**What is expected**
Retype the records below exactly as they appear, but leave out any pictures.

**Stored rows**
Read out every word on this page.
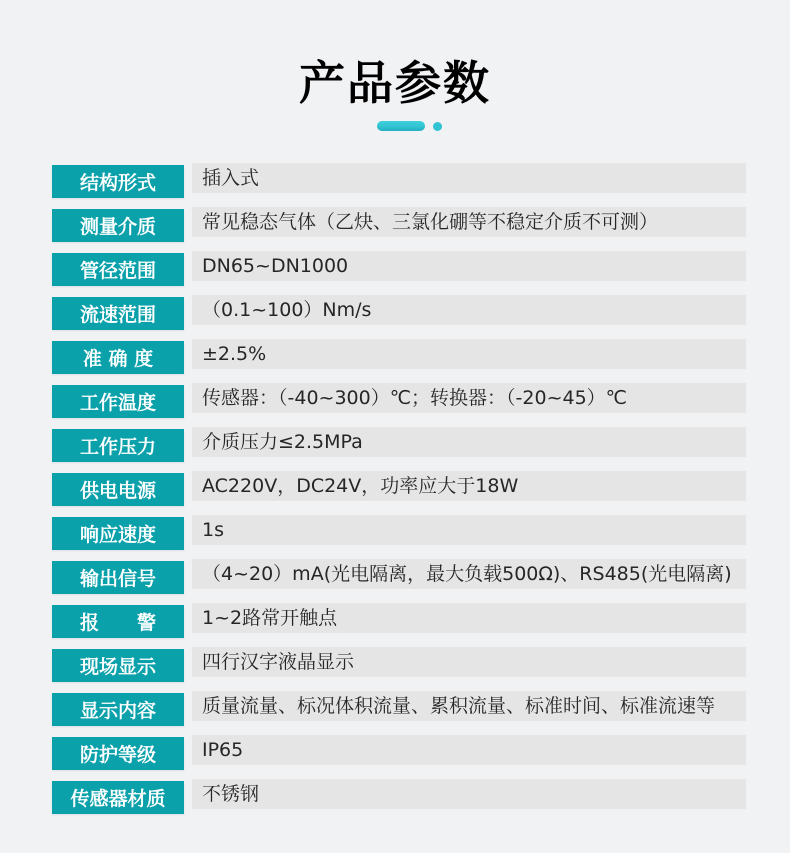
产品参数
插入式
结构形式
常见稳态气体（乙炔、三氯化硼等不稳定介质不可测）
测量介质
DN65~DN1000
管径范围
（0.1~100）Nm/s
流速范围
±2.5%
准 确 度
传感器：（-40~300）℃；转换器：（-20~45）℃
工作温度
介质压力≤2.5MPa
工作压力
AC220V，DC24V，功率应大于18W
供电电源
1s
响应速度
（4~20）mA(光电隔离，最大负载500Ω)、RS485(光电隔离)
输出信号
1~2路常开触点
报　　警
四行汉字液晶显示
现场显示
质量流量、标况体积流量、累积流量、标准时间、标准流速等
显示内容
IP65
防护等级
不锈钢
传感器材质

**Worked answer**
Read out every word on this page.
产品参数
插入式
结构形式
常见稳态气体（乙炔、三氯化硼等不稳定介质不可测）
测量介质
DN65~DN1000
管径范围
（0.1~100）Nm/s
流速范围
±2.5%
准 确 度
传感器：（-40~300）℃；转换器：（-20~45）℃
工作温度
介质压力≤2.5MPa
工作压力
AC220V，DC24V，功率应大于18W
供电电源
1s
响应速度
（4~20）mA(光电隔离，最大负载500Ω)、RS485(光电隔离)
输出信号
1~2路常开触点
报　　警
四行汉字液晶显示
现场显示
质量流量、标况体积流量、累积流量、标准时间、标准流速等
显示内容
IP65
防护等级
不锈钢
传感器材质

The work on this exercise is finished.